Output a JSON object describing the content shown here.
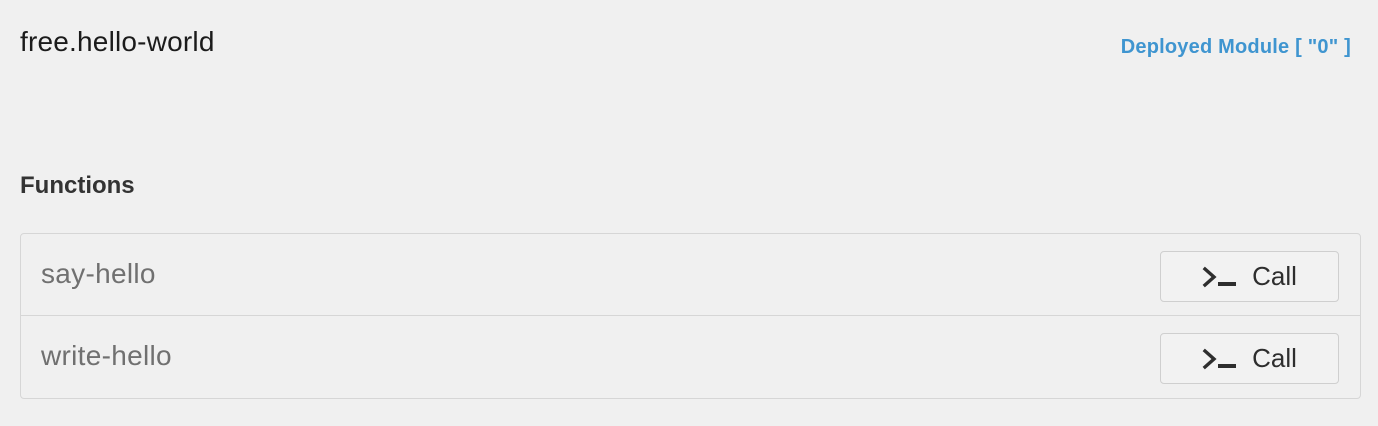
{
  "module": {
    "title": "free.hello-world",
    "deployed_label": "Deployed Module [ \"0\" ]"
  },
  "functions": {
    "heading": "Functions",
    "items": [
      {
        "name": "say-hello",
        "action_label": "Call",
        "action_icon": "terminal-prompt-icon"
      },
      {
        "name": "write-hello",
        "action_label": "Call",
        "action_icon": "terminal-prompt-icon"
      }
    ]
  },
  "colors": {
    "background": "#f0f0f0",
    "link": "#3f95d0",
    "border": "#d6d6d6",
    "function_name": "#707070"
  }
}
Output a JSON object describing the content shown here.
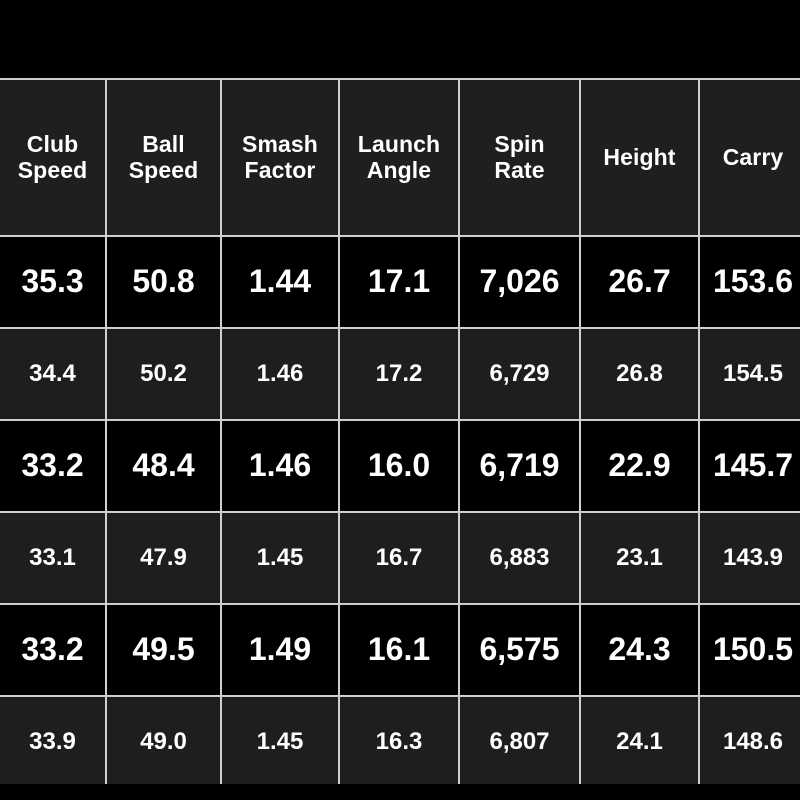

_EXERCISE REQUIREMENTS:_ Write out the listing word for word, omitting the pictures it holds.

_TASK SOLUTION:_
Output a JSON object describing the content shown here.
{
  "module": {
    "title": "free.hello-world",
    "deployed_label": "Deployed Module [ \"0\" ]"
  },
  "functions": {
    "heading": "Functions",
    "items": [
      {
        "name": "say-hello",
        "action_label": "Call",
        "action_icon": "terminal-prompt-icon"
      },
      {
        "name": "write-hello",
        "action_label": "Call",
        "action_icon": "terminal-prompt-icon"
      }
    ]
  },
  "colors": {
    "background": "#f0f0f0",
    "link": "#3f95d0",
    "border": "#d6d6d6",
    "function_name": "#707070"
  }
}
Output a JSON object describing the content shown here.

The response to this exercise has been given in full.